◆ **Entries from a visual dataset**
__________

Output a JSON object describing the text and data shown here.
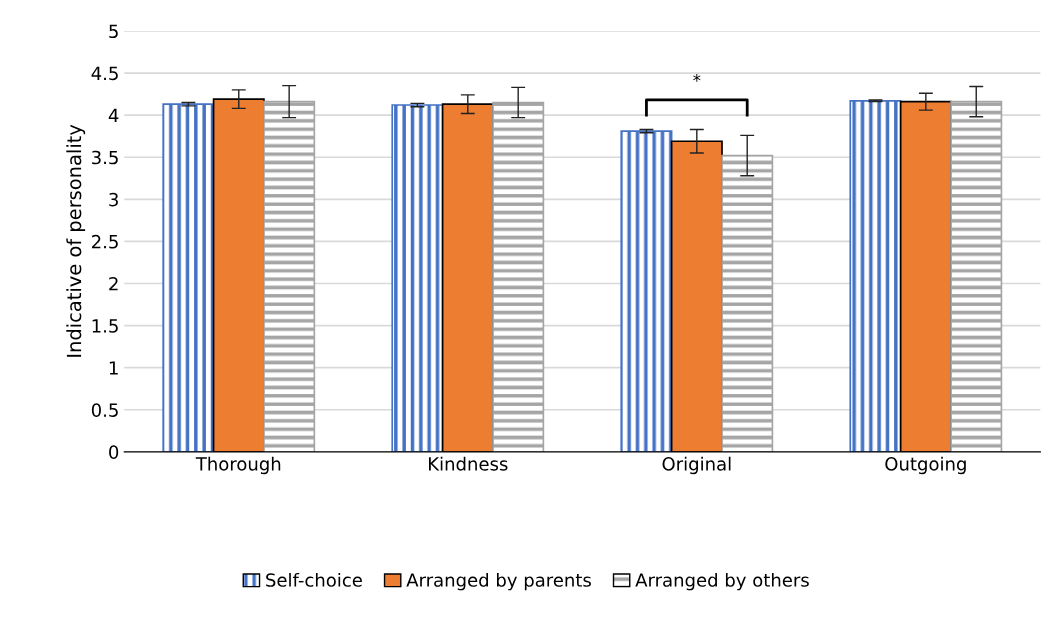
{
  "chart_data": {
    "type": "bar",
    "ylabel": "Indicative of personality",
    "categories": [
      "Thorough",
      "Kindness",
      "Original",
      "Outgoing"
    ],
    "series": [
      {
        "name": "Self-choice",
        "color": "#4472c4",
        "values": [
          4.13,
          4.12,
          3.81,
          4.17
        ],
        "errors": [
          0.02,
          0.02,
          0.02,
          0.01
        ]
      },
      {
        "name": "Arranged by parents",
        "color": "#ed7d31",
        "values": [
          4.19,
          4.13,
          3.69,
          4.16
        ],
        "errors": [
          0.11,
          0.11,
          0.14,
          0.1
        ]
      },
      {
        "name": "Arranged by others",
        "color": "#a5a5a5",
        "values": [
          4.16,
          4.15,
          3.52,
          4.16
        ],
        "errors": [
          0.19,
          0.18,
          0.24,
          0.18
        ]
      }
    ],
    "ylim": [
      0,
      5
    ],
    "yticks": [
      0,
      0.5,
      1,
      1.5,
      2,
      2.5,
      3,
      3.5,
      4,
      4.5,
      5
    ],
    "annotations": [
      "*"
    ],
    "grid": "y",
    "legend": "bottom"
  }
}
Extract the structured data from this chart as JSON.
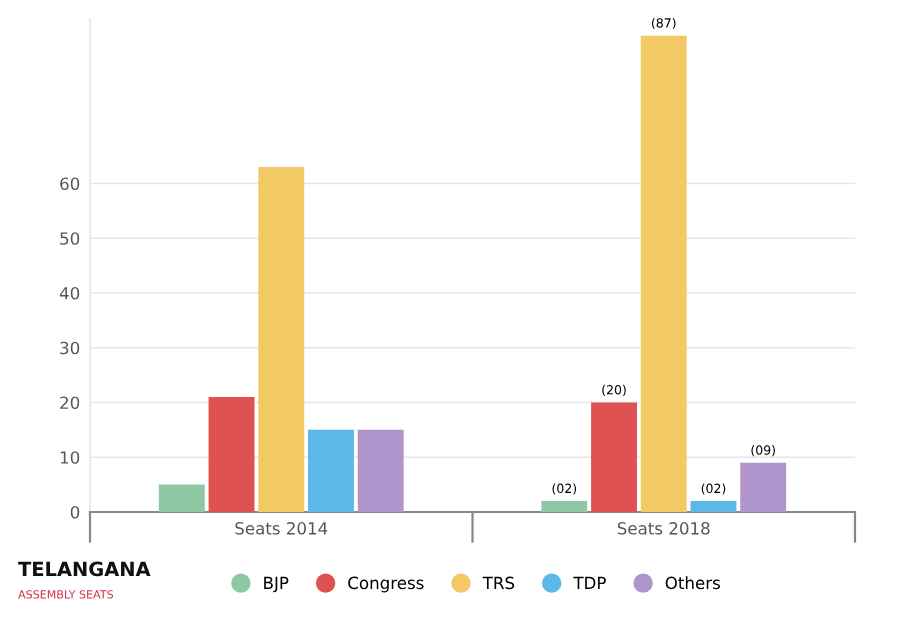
{
  "chart_data": {
    "type": "bar",
    "categories": [
      "Seats 2014",
      "Seats 2018"
    ],
    "series": [
      {
        "name": "BJP",
        "color": "#8fc9a3",
        "values": [
          5,
          2
        ],
        "value_labels": [
          null,
          "(02)"
        ]
      },
      {
        "name": "Congress",
        "color": "#e05252",
        "values": [
          21,
          20
        ],
        "value_labels": [
          null,
          "(20)"
        ]
      },
      {
        "name": "TRS",
        "color": "#f2c964",
        "values": [
          63,
          87
        ],
        "value_labels": [
          null,
          "(87)"
        ]
      },
      {
        "name": "TDP",
        "color": "#5cb8e6",
        "values": [
          15,
          2
        ],
        "value_labels": [
          null,
          "(02)"
        ]
      },
      {
        "name": "Others",
        "color": "#b094cc",
        "values": [
          15,
          9
        ],
        "value_labels": [
          null,
          "(09)"
        ]
      }
    ],
    "ylim": [
      0,
      90
    ],
    "yticks": [
      0,
      10,
      20,
      30,
      40,
      50,
      60
    ],
    "grid": "y",
    "legend": "bottom",
    "annotations": [
      "TELANGANA",
      "ASSEMBLY SEATS"
    ]
  }
}
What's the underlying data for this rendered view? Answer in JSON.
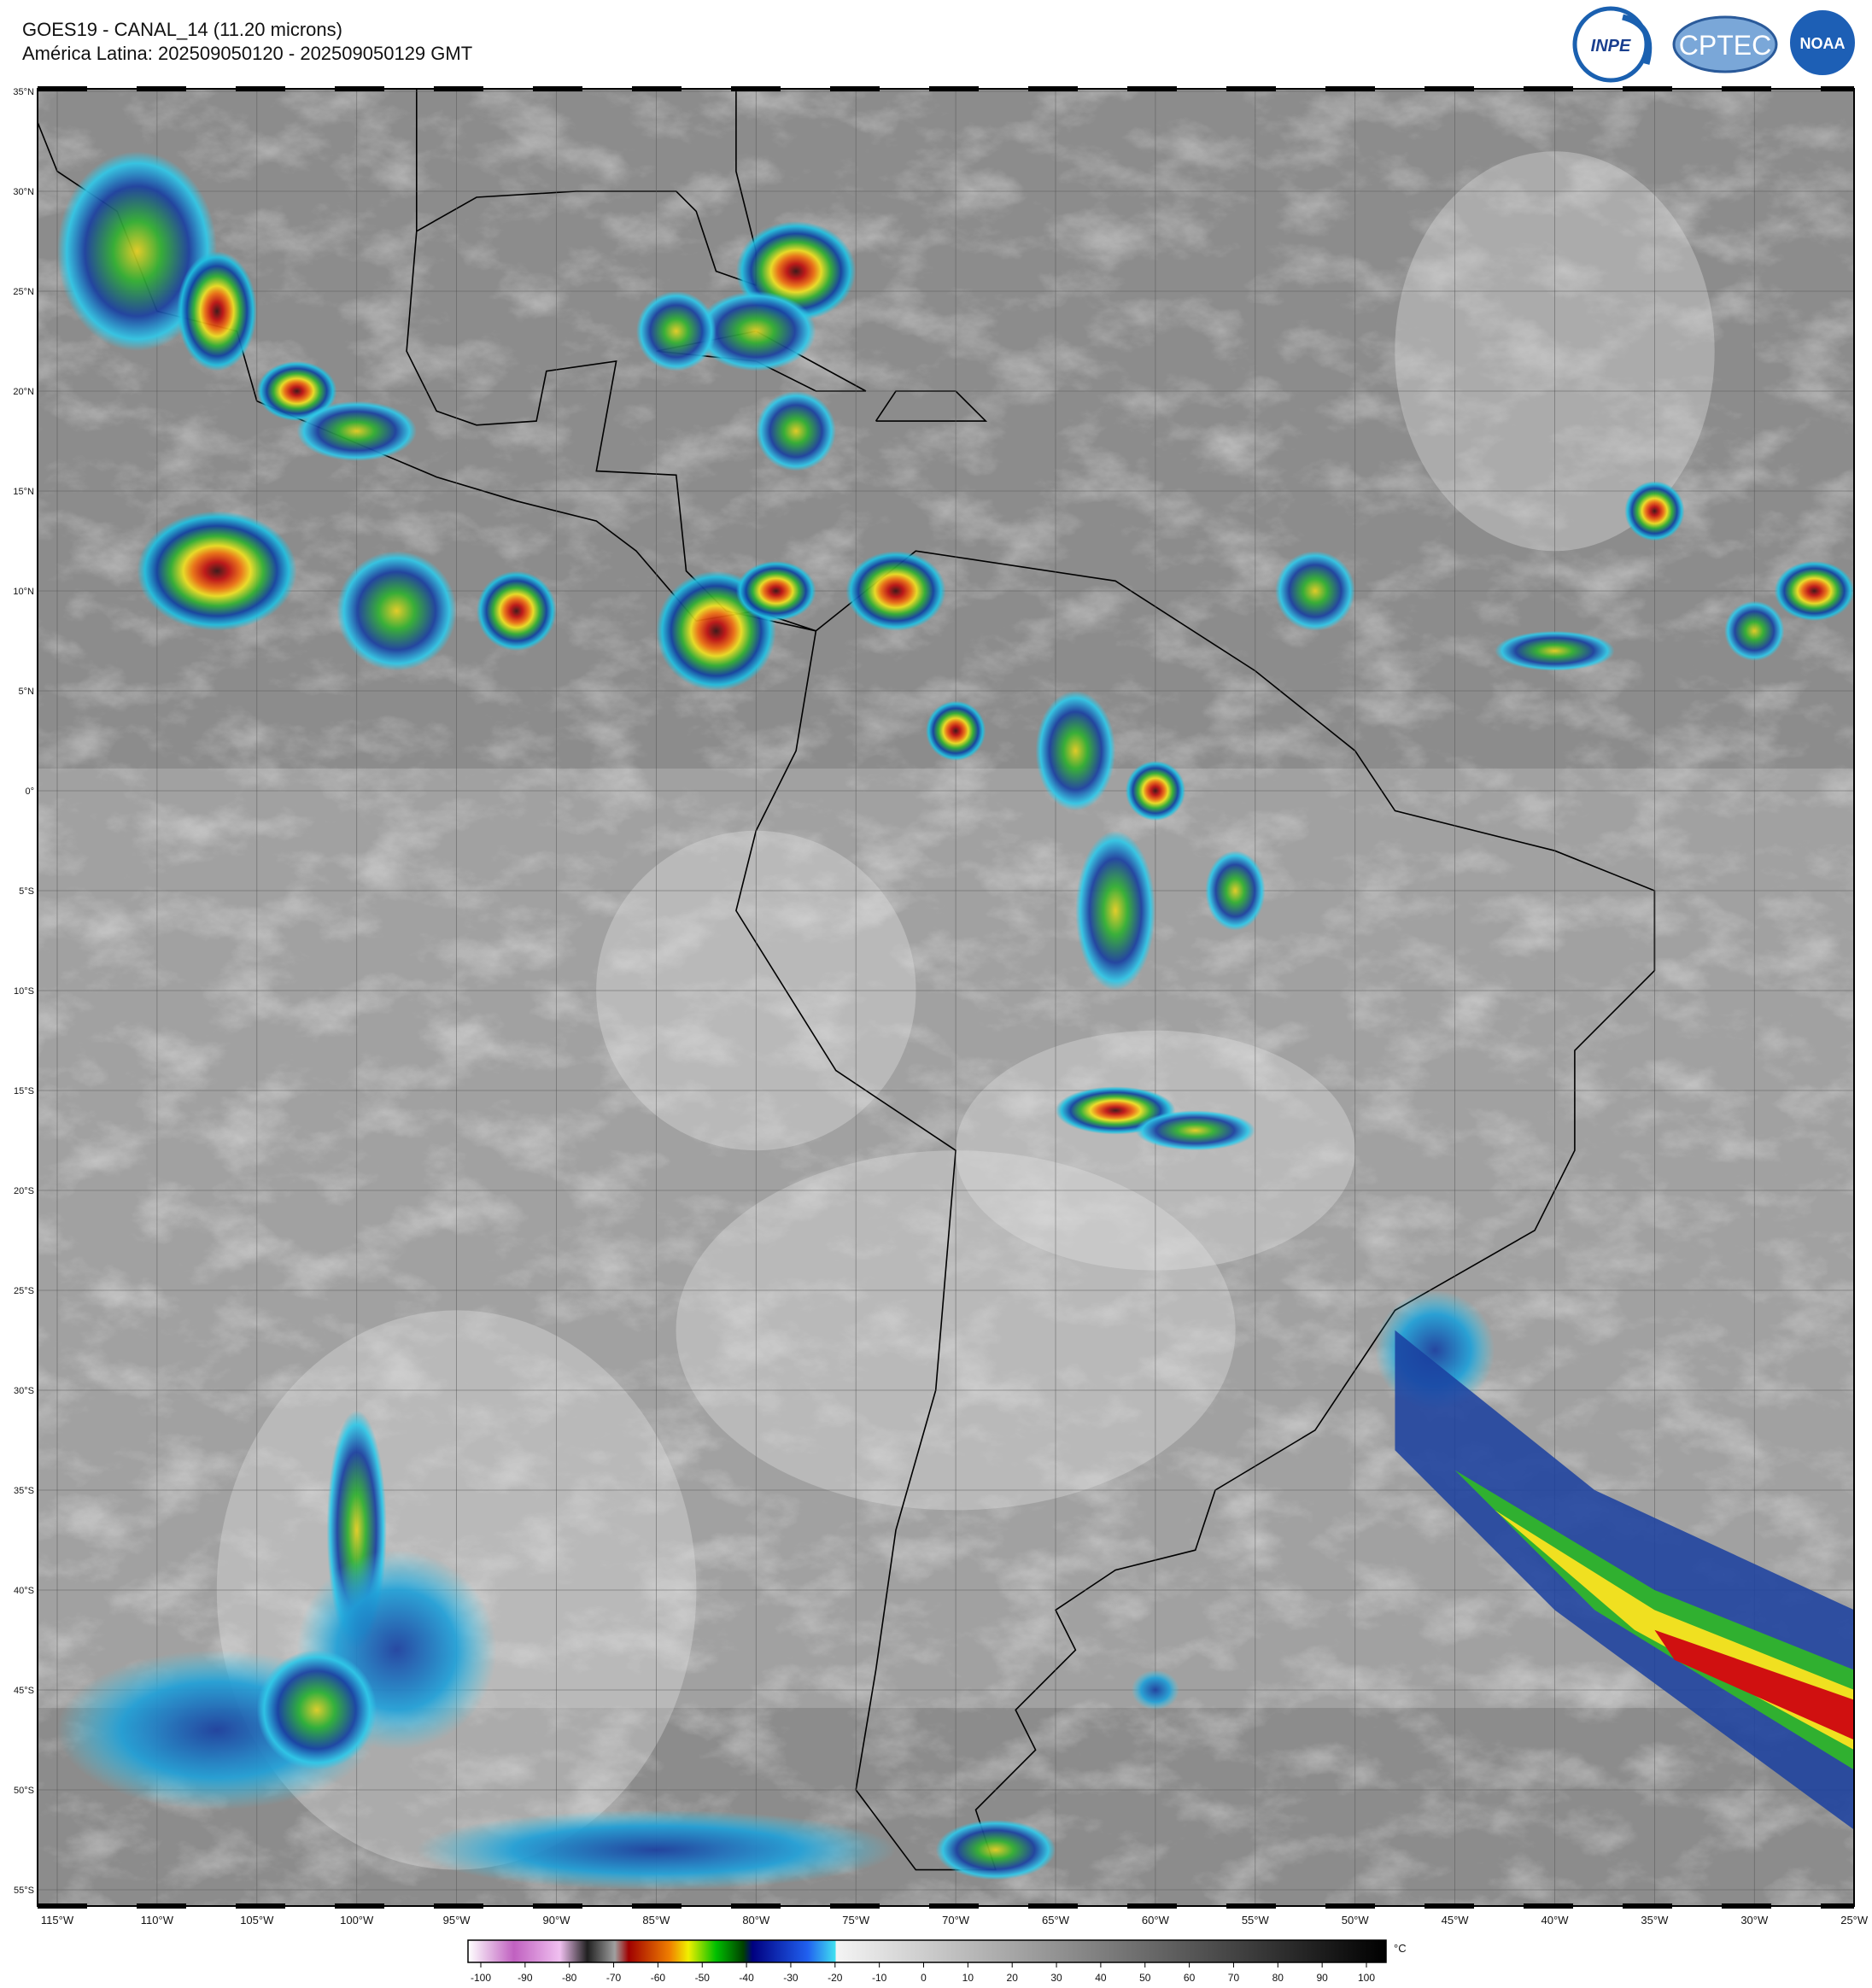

__________

◆ **Challenge**
Using the listing above, list every line in which the string "Arranged" occurs.

◆ **Response to this exercise**
        "name": "Arranged by parents",
        "name": "Arranged by others",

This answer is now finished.